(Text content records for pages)
>>

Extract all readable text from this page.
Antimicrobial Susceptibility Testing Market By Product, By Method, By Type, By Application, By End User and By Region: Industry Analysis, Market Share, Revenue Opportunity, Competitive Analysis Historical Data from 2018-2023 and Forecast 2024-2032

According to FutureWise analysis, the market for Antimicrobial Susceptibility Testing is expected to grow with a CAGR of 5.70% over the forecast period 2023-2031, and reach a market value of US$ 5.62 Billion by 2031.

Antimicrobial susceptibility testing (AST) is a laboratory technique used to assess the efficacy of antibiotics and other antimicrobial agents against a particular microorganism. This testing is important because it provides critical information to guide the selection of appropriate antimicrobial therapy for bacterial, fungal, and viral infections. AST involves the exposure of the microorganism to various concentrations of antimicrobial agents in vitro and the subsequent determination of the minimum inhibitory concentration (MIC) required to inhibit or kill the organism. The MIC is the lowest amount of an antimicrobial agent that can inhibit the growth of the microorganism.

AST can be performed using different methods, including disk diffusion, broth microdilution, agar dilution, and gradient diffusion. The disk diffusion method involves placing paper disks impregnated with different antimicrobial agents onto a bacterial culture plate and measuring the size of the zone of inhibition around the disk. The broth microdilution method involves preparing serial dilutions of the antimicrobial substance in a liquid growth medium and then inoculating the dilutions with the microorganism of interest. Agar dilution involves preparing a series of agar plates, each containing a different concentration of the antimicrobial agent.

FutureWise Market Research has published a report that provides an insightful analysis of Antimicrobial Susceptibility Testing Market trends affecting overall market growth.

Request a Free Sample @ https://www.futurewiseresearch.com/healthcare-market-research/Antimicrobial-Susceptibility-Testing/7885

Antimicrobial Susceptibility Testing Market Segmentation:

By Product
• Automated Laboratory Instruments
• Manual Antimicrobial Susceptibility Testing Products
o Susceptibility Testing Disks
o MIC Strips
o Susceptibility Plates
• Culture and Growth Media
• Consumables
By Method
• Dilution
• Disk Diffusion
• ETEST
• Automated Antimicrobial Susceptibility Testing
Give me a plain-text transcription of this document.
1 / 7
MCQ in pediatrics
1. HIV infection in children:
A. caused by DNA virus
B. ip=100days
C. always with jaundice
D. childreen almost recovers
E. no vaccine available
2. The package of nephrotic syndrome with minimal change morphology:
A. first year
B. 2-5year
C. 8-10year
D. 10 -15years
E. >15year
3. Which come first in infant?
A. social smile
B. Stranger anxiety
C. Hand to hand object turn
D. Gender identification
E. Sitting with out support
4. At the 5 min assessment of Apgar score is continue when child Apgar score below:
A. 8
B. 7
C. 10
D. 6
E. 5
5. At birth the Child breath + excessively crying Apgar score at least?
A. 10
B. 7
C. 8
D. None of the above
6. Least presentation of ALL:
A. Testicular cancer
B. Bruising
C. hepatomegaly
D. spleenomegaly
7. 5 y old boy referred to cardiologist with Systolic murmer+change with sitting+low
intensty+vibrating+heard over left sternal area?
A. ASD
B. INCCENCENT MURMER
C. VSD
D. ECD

<<

Copy all the records above precisely.

Solution for this exercise:
Extract all readable text from this page.
Antimicrobial Susceptibility Testing Market By Product, By Method, By Type, By Application, By End User and By Region: Industry Analysis, Market Share, Revenue Opportunity, Competitive Analysis Historical Data from 2018-2023 and Forecast 2024-2032

According to FutureWise analysis, the market for Antimicrobial Susceptibility Testing is expected to grow with a CAGR of 5.70% over the forecast period 2023-2031, and reach a market value of US$ 5.62 Billion by 2031.

Antimicrobial susceptibility testing (AST) is a laboratory technique used to assess the efficacy of antibiotics and other antimicrobial agents against a particular microorganism. This testing is important because it provides critical information to guide the selection of appropriate antimicrobial therapy for bacterial, fungal, and viral infections. AST involves the exposure of the microorganism to various concentrations of antimicrobial agents in vitro and the subsequent determination of the minimum inhibitory concentration (MIC) required to inhibit or kill the organism. The MIC is the lowest amount of an antimicrobial agent that can inhibit the growth of the microorganism.

AST can be performed using different methods, including disk diffusion, broth microdilution, agar dilution, and gradient diffusion. The disk diffusion method involves placing paper disks impregnated with different antimicrobial agents onto a bacterial culture plate and measuring the size of the zone of inhibition around the disk. The broth microdilution method involves preparing serial dilutions of the antimicrobial substance in a liquid growth medium and then inoculating the dilutions with the microorganism of interest. Agar dilution involves preparing a series of agar plates, each containing a different concentration of the antimicrobial agent.

FutureWise Market Research has published a report that provides an insightful analysis of Antimicrobial Susceptibility Testing Market trends affecting overall market growth.

Request a Free Sample @ https://www.futurewiseresearch.com/healthcare-market-research/Antimicrobial-Susceptibility-Testing/7885

Antimicrobial Susceptibility Testing Market Segmentation:

By Product
• Automated Laboratory Instruments
• Manual Antimicrobial Susceptibility Testing Products
o Susceptibility Testing Disks
o MIC Strips
o Susceptibility Plates
• Culture and Growth Media
• Consumables
By Method
• Dilution
• Disk Diffusion
• ETEST
• Automated Antimicrobial Susceptibility Testing
Give me a plain-text transcription of this document.
1 / 7
MCQ in pediatrics
1. HIV infection in children:
A. caused by DNA virus
B. ip=100days
C. always with jaundice
D. childreen almost recovers
E. no vaccine available
2. The package of nephrotic syndrome with minimal change morphology:
A. first year
B. 2-5year
C. 8-10year
D. 10 -15years
E. >15year
3. Which come first in infant?
A. social smile
B. Stranger anxiety
C. Hand to hand object turn
D. Gender identification
E. Sitting with out support
4. At the 5 min assessment of Apgar score is continue when child Apgar score below:
A. 8
B. 7
C. 10
D. 6
E. 5
5. At birth the Child breath + excessively crying Apgar score at least?
A. 10
B. 7
C. 8
D. None of the above
6. Least presentation of ALL:
A. Testicular cancer
B. Bruising
C. hepatomegaly
D. spleenomegaly
7. 5 y old boy referred to cardiologist with Systolic murmer+change with sitting+low
intensty+vibrating+heard over left sternal area?
A. ASD
B. INCCENCENT MURMER
C. VSD
D. ECD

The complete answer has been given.